→ INPUT DATA:
%%

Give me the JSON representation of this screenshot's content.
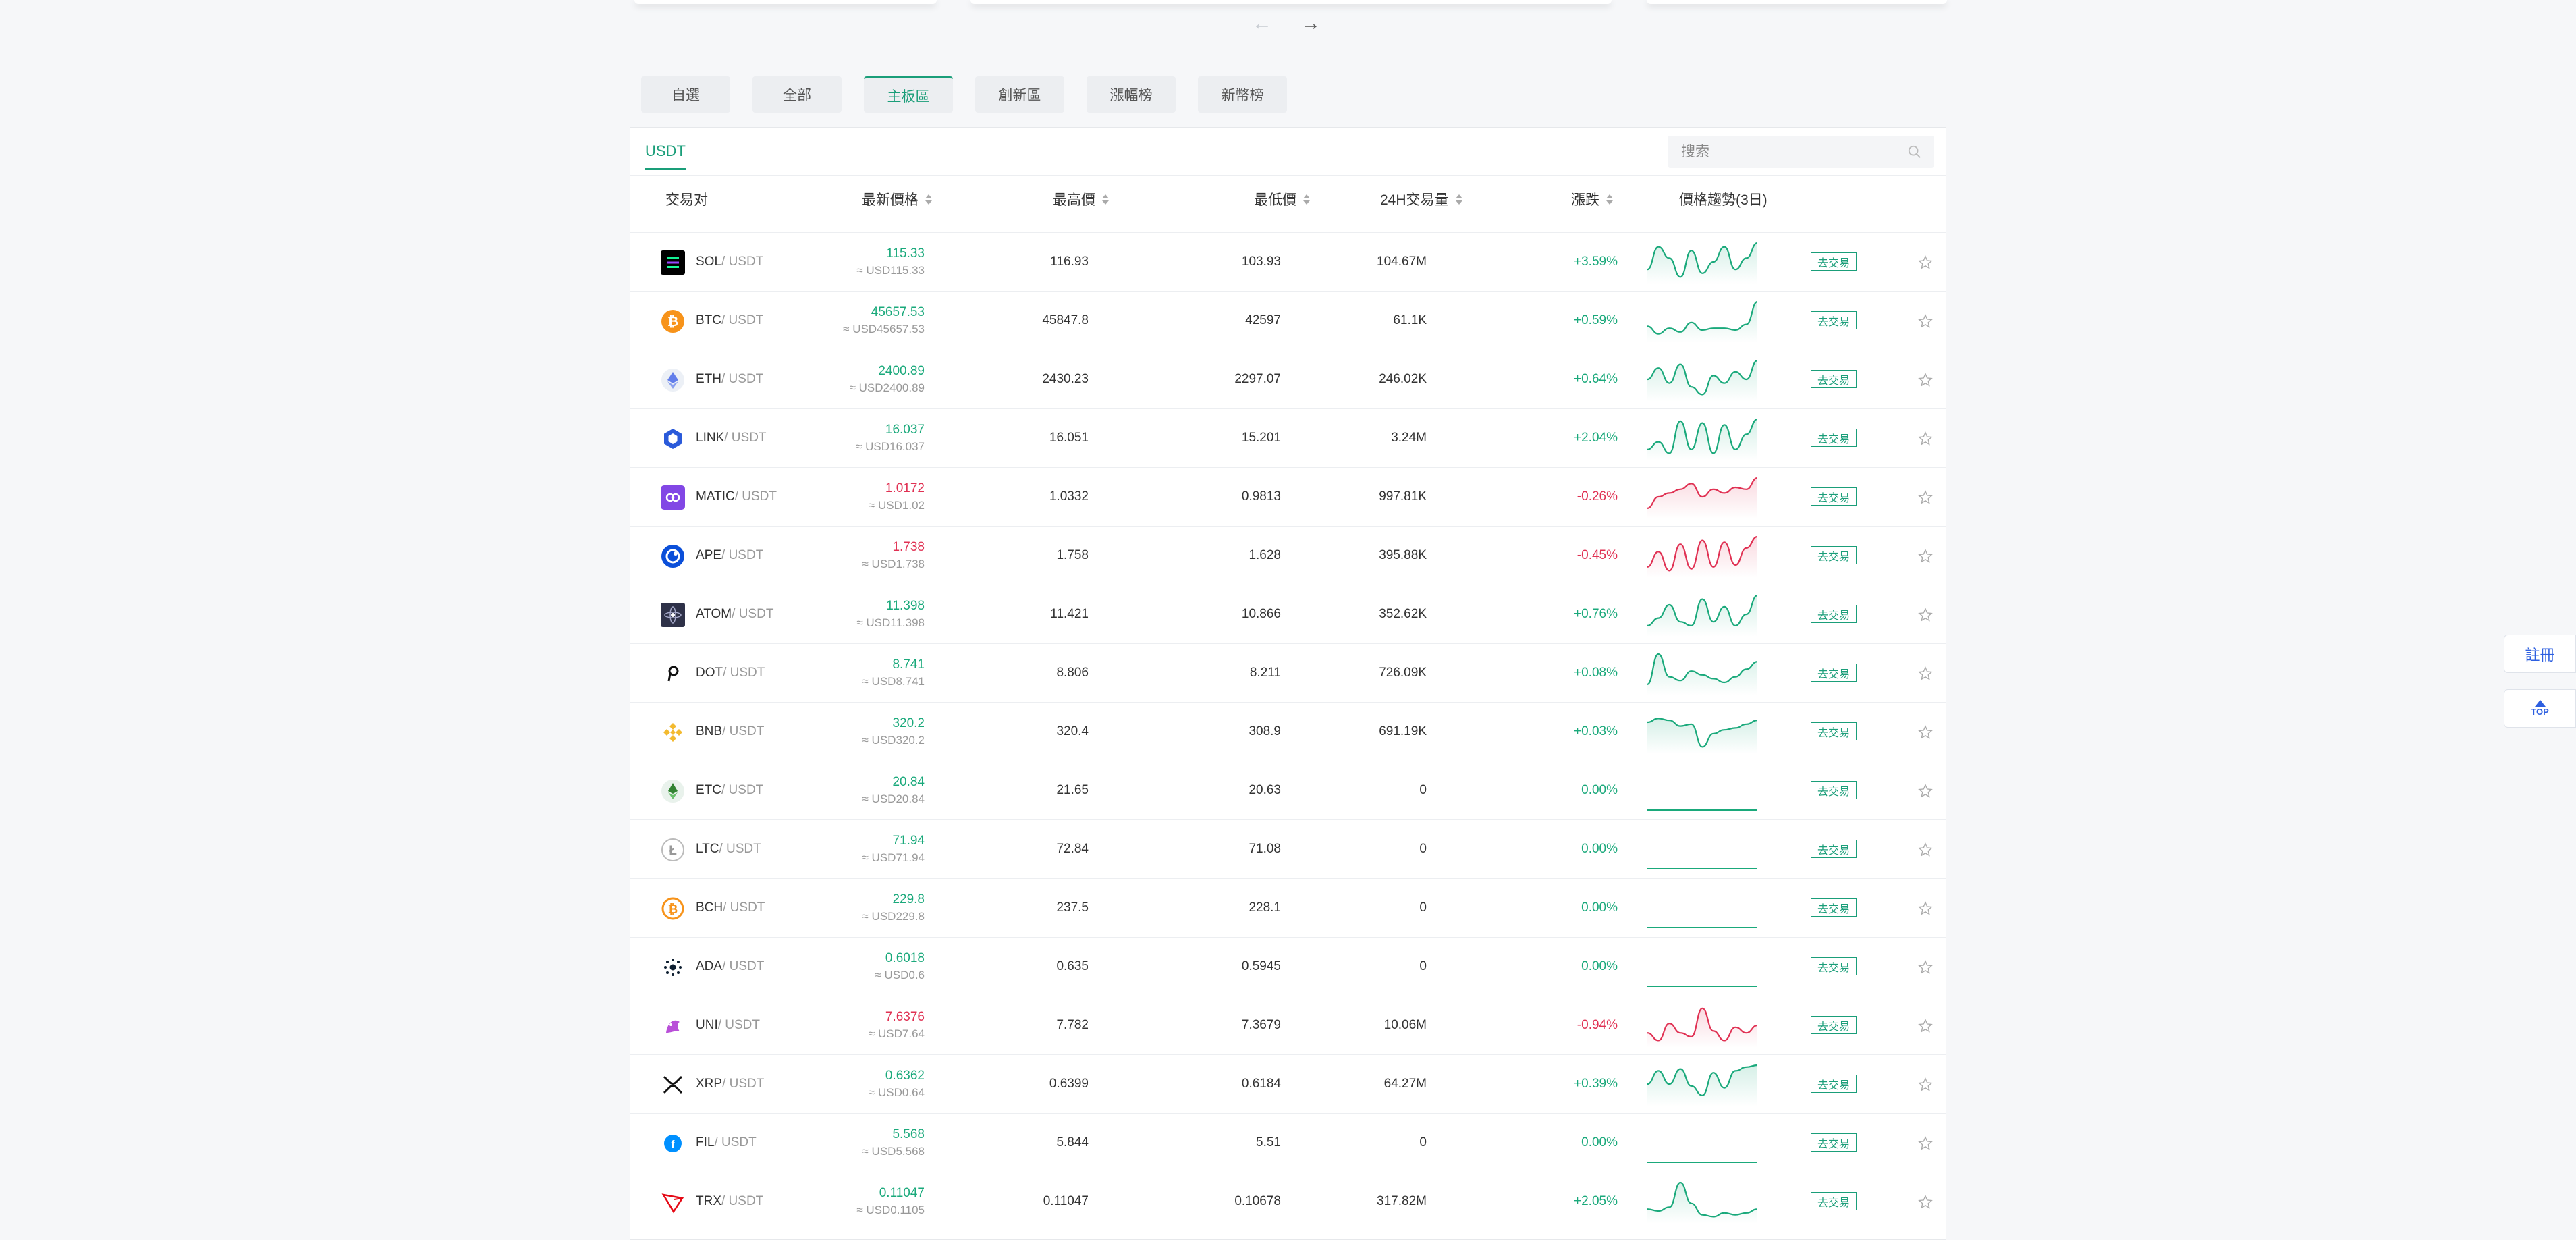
{
  "nav": {
    "prev_arrow": "←",
    "next_arrow": "→"
  },
  "market_tabs": [
    {
      "label": "自選",
      "active": false
    },
    {
      "label": "全部",
      "active": false
    },
    {
      "label": "主板區",
      "active": true
    },
    {
      "label": "創新區",
      "active": false
    },
    {
      "label": "漲幅榜",
      "active": false
    },
    {
      "label": "新幣榜",
      "active": false
    }
  ],
  "quote_tab": "USDT",
  "search": {
    "placeholder": "搜索"
  },
  "columns": {
    "pair": "交易对",
    "last_price": "最新價格",
    "high": "最高價",
    "low": "最低價",
    "volume": "24H交易量",
    "change": "漲跌",
    "trend": "價格趨勢(3日)"
  },
  "colors": {
    "accent": "#1a9e79",
    "up": "#1aa97b",
    "down": "#e03153",
    "link_blue": "#2d5fe0"
  },
  "rows": [
    {
      "base": "SOL",
      "quote": "/ USDT",
      "price": "115.33",
      "usd": "≈ USD115.33",
      "high": "116.93",
      "low": "103.93",
      "volume": "104.67M",
      "change": "+3.59%",
      "dir": "up",
      "icon": "solana-icon",
      "trend": [
        0.3,
        0.9,
        0.6,
        0.1,
        0.8,
        0.2,
        0.5,
        0.9,
        0.3,
        0.6,
        1.0
      ],
      "trade_label": "去交易"
    },
    {
      "base": "BTC",
      "quote": "/ USDT",
      "price": "45657.53",
      "usd": "≈ USD45657.53",
      "high": "45847.8",
      "low": "42597",
      "volume": "61.1K",
      "change": "+0.59%",
      "dir": "up",
      "icon": "bitcoin-icon",
      "trend": [
        0.35,
        0.15,
        0.3,
        0.2,
        0.45,
        0.25,
        0.3,
        0.3,
        0.25,
        0.4,
        1.0
      ],
      "trade_label": "去交易"
    },
    {
      "base": "ETH",
      "quote": "/ USDT",
      "price": "2400.89",
      "usd": "≈ USD2400.89",
      "high": "2430.23",
      "low": "2297.07",
      "volume": "246.02K",
      "change": "+0.64%",
      "dir": "up",
      "icon": "ethereum-icon",
      "trend": [
        0.5,
        0.8,
        0.4,
        0.9,
        0.3,
        0.1,
        0.6,
        0.4,
        0.7,
        0.5,
        1.0
      ],
      "trade_label": "去交易"
    },
    {
      "base": "LINK",
      "quote": "/ USDT",
      "price": "16.037",
      "usd": "≈ USD16.037",
      "high": "16.051",
      "low": "15.201",
      "volume": "3.24M",
      "change": "+2.04%",
      "dir": "up",
      "icon": "chainlink-icon",
      "trend": [
        0.2,
        0.4,
        0.1,
        0.95,
        0.2,
        0.9,
        0.1,
        0.85,
        0.2,
        0.6,
        1.0
      ],
      "trade_label": "去交易"
    },
    {
      "base": "MATIC",
      "quote": "/ USDT",
      "price": "1.0172",
      "usd": "≈ USD1.02",
      "high": "1.0332",
      "low": "0.9813",
      "volume": "997.81K",
      "change": "-0.26%",
      "dir": "down",
      "icon": "polygon-icon",
      "trend": [
        0.2,
        0.5,
        0.6,
        0.7,
        0.85,
        0.5,
        0.7,
        0.6,
        0.75,
        0.7,
        1.0
      ],
      "trade_label": "去交易"
    },
    {
      "base": "APE",
      "quote": "/ USDT",
      "price": "1.738",
      "usd": "≈ USD1.738",
      "high": "1.758",
      "low": "1.628",
      "volume": "395.88K",
      "change": "-0.45%",
      "dir": "down",
      "icon": "apecoin-icon",
      "trend": [
        0.2,
        0.6,
        0.1,
        0.8,
        0.15,
        0.9,
        0.2,
        0.85,
        0.25,
        0.7,
        1.0
      ],
      "trade_label": "去交易"
    },
    {
      "base": "ATOM",
      "quote": "/ USDT",
      "price": "11.398",
      "usd": "≈ USD11.398",
      "high": "11.421",
      "low": "10.866",
      "volume": "352.62K",
      "change": "+0.76%",
      "dir": "up",
      "icon": "cosmos-icon",
      "trend": [
        0.2,
        0.4,
        0.75,
        0.3,
        0.2,
        0.9,
        0.3,
        0.7,
        0.2,
        0.5,
        1.0
      ],
      "trade_label": "去交易"
    },
    {
      "base": "DOT",
      "quote": "/ USDT",
      "price": "8.741",
      "usd": "≈ USD8.741",
      "high": "8.806",
      "low": "8.211",
      "volume": "726.09K",
      "change": "+0.08%",
      "dir": "up",
      "icon": "polkadot-icon",
      "trend": [
        0.2,
        1.0,
        0.4,
        0.3,
        0.55,
        0.45,
        0.35,
        0.25,
        0.4,
        0.6,
        0.8
      ],
      "trade_label": "去交易"
    },
    {
      "base": "BNB",
      "quote": "/ USDT",
      "price": "320.2",
      "usd": "≈ USD320.2",
      "high": "320.4",
      "low": "308.9",
      "volume": "691.19K",
      "change": "+0.03%",
      "dir": "up",
      "icon": "binance-icon",
      "trend": [
        0.75,
        0.85,
        0.8,
        0.65,
        0.7,
        0.1,
        0.45,
        0.55,
        0.6,
        0.7,
        0.8
      ],
      "trade_label": "去交易"
    },
    {
      "base": "ETC",
      "quote": "/ USDT",
      "price": "20.84",
      "usd": "≈ USD20.84",
      "high": "21.65",
      "low": "20.63",
      "volume": "0",
      "change": "0.00%",
      "dir": "flat",
      "icon": "ethereum-classic-icon",
      "trend": [
        0,
        0,
        0,
        0,
        0,
        0,
        0,
        0,
        0,
        0,
        0
      ],
      "trade_label": "去交易"
    },
    {
      "base": "LTC",
      "quote": "/ USDT",
      "price": "71.94",
      "usd": "≈ USD71.94",
      "high": "72.84",
      "low": "71.08",
      "volume": "0",
      "change": "0.00%",
      "dir": "flat",
      "icon": "litecoin-icon",
      "trend": [
        0,
        0,
        0,
        0,
        0,
        0,
        0,
        0,
        0,
        0,
        0
      ],
      "trade_label": "去交易"
    },
    {
      "base": "BCH",
      "quote": "/ USDT",
      "price": "229.8",
      "usd": "≈ USD229.8",
      "high": "237.5",
      "low": "228.1",
      "volume": "0",
      "change": "0.00%",
      "dir": "flat",
      "icon": "bitcoin-cash-icon",
      "trend": [
        0,
        0,
        0,
        0,
        0,
        0,
        0,
        0,
        0,
        0,
        0
      ],
      "trade_label": "去交易"
    },
    {
      "base": "ADA",
      "quote": "/ USDT",
      "price": "0.6018",
      "usd": "≈ USD0.6",
      "high": "0.635",
      "low": "0.5945",
      "volume": "0",
      "change": "0.00%",
      "dir": "flat",
      "icon": "cardano-icon",
      "trend": [
        0,
        0,
        0,
        0,
        0,
        0,
        0,
        0,
        0,
        0,
        0
      ],
      "trade_label": "去交易"
    },
    {
      "base": "UNI",
      "quote": "/ USDT",
      "price": "7.6376",
      "usd": "≈ USD7.64",
      "high": "7.782",
      "low": "7.3679",
      "volume": "10.06M",
      "change": "-0.94%",
      "dir": "down",
      "icon": "uniswap-icon",
      "trend": [
        0.3,
        0.1,
        0.55,
        0.3,
        0.2,
        0.95,
        0.35,
        0.1,
        0.45,
        0.3,
        0.5
      ],
      "trade_label": "去交易"
    },
    {
      "base": "XRP",
      "quote": "/ USDT",
      "price": "0.6362",
      "usd": "≈ USD0.64",
      "high": "0.6399",
      "low": "0.6184",
      "volume": "64.27M",
      "change": "+0.39%",
      "dir": "up",
      "icon": "xrp-icon",
      "trend": [
        0.5,
        0.85,
        0.5,
        0.9,
        0.45,
        0.2,
        0.8,
        0.4,
        0.85,
        0.95,
        1.0
      ],
      "trade_label": "去交易"
    },
    {
      "base": "FIL",
      "quote": "/ USDT",
      "price": "5.568",
      "usd": "≈ USD5.568",
      "high": "5.844",
      "low": "5.51",
      "volume": "0",
      "change": "0.00%",
      "dir": "flat",
      "icon": "filecoin-icon",
      "trend": [
        0,
        0,
        0,
        0,
        0,
        0,
        0,
        0,
        0,
        0,
        0
      ],
      "trade_label": "去交易"
    },
    {
      "base": "TRX",
      "quote": "/ USDT",
      "price": "0.11047",
      "usd": "≈ USD0.1105",
      "high": "0.11047",
      "low": "0.10678",
      "volume": "317.82M",
      "change": "+2.05%",
      "dir": "up",
      "icon": "tron-icon",
      "trend": [
        0.3,
        0.25,
        0.35,
        1.0,
        0.45,
        0.15,
        0.1,
        0.2,
        0.15,
        0.2,
        0.3
      ],
      "trade_label": "去交易"
    }
  ],
  "side": {
    "register": "註冊",
    "top": "TOP"
  }
}
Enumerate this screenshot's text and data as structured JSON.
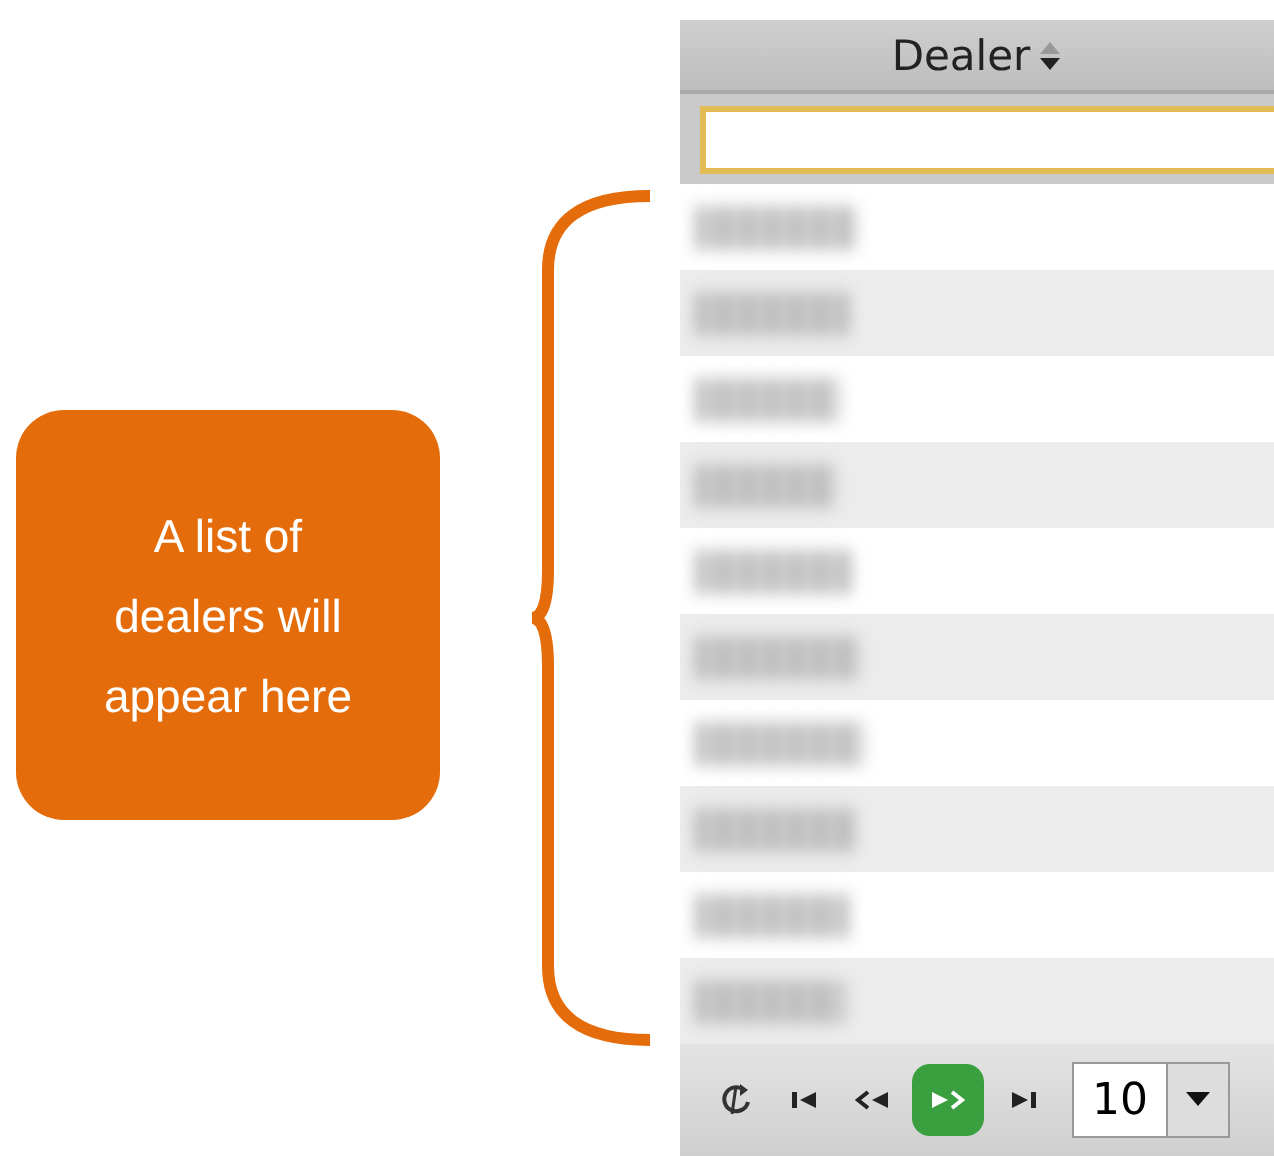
{
  "callout": {
    "text": "A list of dealers will appear here"
  },
  "table": {
    "column": {
      "header": "Dealer",
      "sort_descending": true
    },
    "filter": {
      "focused": true
    },
    "rows": [
      {
        "kind": "blurred"
      },
      {
        "kind": "blurred"
      },
      {
        "kind": "blurred"
      },
      {
        "kind": "blurred"
      },
      {
        "kind": "blurred"
      },
      {
        "kind": "blurred"
      },
      {
        "kind": "blurred"
      },
      {
        "kind": "blurred"
      },
      {
        "kind": "blurred"
      },
      {
        "kind": "blurred"
      }
    ],
    "pager": {
      "buttons": [
        {
          "kind": "refresh",
          "highlighted": false
        },
        {
          "kind": "first",
          "highlighted": false
        },
        {
          "kind": "prev",
          "highlighted": false
        },
        {
          "kind": "next",
          "highlighted": true
        },
        {
          "kind": "last",
          "highlighted": false
        }
      ],
      "page_size": "10"
    }
  }
}
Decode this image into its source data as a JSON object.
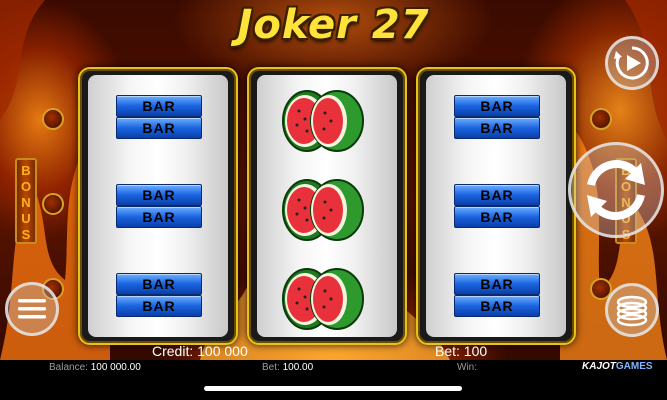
{
  "game": {
    "title": "Joker 27",
    "side_label": "BONUS",
    "credit_label": "Credit:",
    "credit_value": "100 000",
    "bet_label": "Bet:",
    "bet_value": "100"
  },
  "reels": {
    "left": [
      "BAR",
      "BAR",
      "BAR",
      "BAR",
      "BAR",
      "BAR"
    ],
    "middle": [
      "watermelon",
      "watermelon",
      "watermelon"
    ],
    "right": [
      "BAR",
      "BAR",
      "BAR",
      "BAR",
      "BAR",
      "BAR"
    ]
  },
  "footer": {
    "balance_label": "Balance:",
    "balance_value": "100 000.00",
    "bet_label": "Bet:",
    "bet_value": "100.00",
    "win_label": "Win:",
    "win_value": "",
    "brand_main": "KAJOT",
    "brand_sub": "GAMES"
  },
  "controls": {
    "autoplay_icon": "play-circle-icon",
    "spin_icon": "spin-arrows-icon",
    "menu_icon": "hamburger-menu-icon",
    "bet_icon": "coin-stack-icon"
  },
  "colors": {
    "title": "#ffe23a",
    "reel_frame": "#e7c21a",
    "bar_symbol": "#1a63e0"
  }
}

%%

→ TO BE DONE: Take every line from the data that contains the word "screenshot".

→ REPLY:
Give me the JSON representation of this screenshot's content.
Enumerate this screenshot's text and data as structured JSON.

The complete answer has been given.